Restate every entry word for word.

__DATA TO PROCESS__
━━━━━━━━━━━━━━━━
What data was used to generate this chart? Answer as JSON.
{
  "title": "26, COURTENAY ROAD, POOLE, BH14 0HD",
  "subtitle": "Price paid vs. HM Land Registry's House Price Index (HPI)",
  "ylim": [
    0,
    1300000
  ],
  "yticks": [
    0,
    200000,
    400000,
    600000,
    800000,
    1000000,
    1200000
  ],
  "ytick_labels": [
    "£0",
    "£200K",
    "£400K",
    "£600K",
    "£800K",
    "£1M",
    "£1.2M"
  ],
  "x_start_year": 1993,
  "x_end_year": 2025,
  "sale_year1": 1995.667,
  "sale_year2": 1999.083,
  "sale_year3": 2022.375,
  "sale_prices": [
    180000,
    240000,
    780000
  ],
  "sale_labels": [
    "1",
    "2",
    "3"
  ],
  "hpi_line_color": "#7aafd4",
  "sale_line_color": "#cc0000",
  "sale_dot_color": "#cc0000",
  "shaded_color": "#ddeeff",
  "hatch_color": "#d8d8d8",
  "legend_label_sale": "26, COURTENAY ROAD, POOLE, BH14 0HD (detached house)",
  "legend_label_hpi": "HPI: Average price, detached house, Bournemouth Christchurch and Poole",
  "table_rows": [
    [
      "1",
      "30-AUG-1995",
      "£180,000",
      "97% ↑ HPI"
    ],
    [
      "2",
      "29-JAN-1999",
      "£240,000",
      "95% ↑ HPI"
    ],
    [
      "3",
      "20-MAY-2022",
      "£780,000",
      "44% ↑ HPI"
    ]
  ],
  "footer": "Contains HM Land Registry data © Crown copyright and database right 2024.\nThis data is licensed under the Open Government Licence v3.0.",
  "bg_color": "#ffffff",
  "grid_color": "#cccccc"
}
━━━━━━━━━━━━━━━━
__OUTPUT__
What data was used to generate this chart? Answer as JSON.
{
  "title": "26, COURTENAY ROAD, POOLE, BH14 0HD",
  "subtitle": "Price paid vs. HM Land Registry's House Price Index (HPI)",
  "ylim": [
    0,
    1300000
  ],
  "yticks": [
    0,
    200000,
    400000,
    600000,
    800000,
    1000000,
    1200000
  ],
  "ytick_labels": [
    "£0",
    "£200K",
    "£400K",
    "£600K",
    "£800K",
    "£1M",
    "£1.2M"
  ],
  "x_start_year": 1993,
  "x_end_year": 2025,
  "sale_year1": 1995.667,
  "sale_year2": 1999.083,
  "sale_year3": 2022.375,
  "sale_prices": [
    180000,
    240000,
    780000
  ],
  "sale_labels": [
    "1",
    "2",
    "3"
  ],
  "hpi_line_color": "#7aafd4",
  "sale_line_color": "#cc0000",
  "sale_dot_color": "#cc0000",
  "shaded_color": "#ddeeff",
  "hatch_color": "#d8d8d8",
  "legend_label_sale": "26, COURTENAY ROAD, POOLE, BH14 0HD (detached house)",
  "legend_label_hpi": "HPI: Average price, detached house, Bournemouth Christchurch and Poole",
  "table_rows": [
    [
      "1",
      "30-AUG-1995",
      "£180,000",
      "97% ↑ HPI"
    ],
    [
      "2",
      "29-JAN-1999",
      "£240,000",
      "95% ↑ HPI"
    ],
    [
      "3",
      "20-MAY-2022",
      "£780,000",
      "44% ↑ HPI"
    ]
  ],
  "footer": "Contains HM Land Registry data © Crown copyright and database right 2024.\nThis data is licensed under the Open Government Licence v3.0.",
  "bg_color": "#ffffff",
  "grid_color": "#cccccc"
}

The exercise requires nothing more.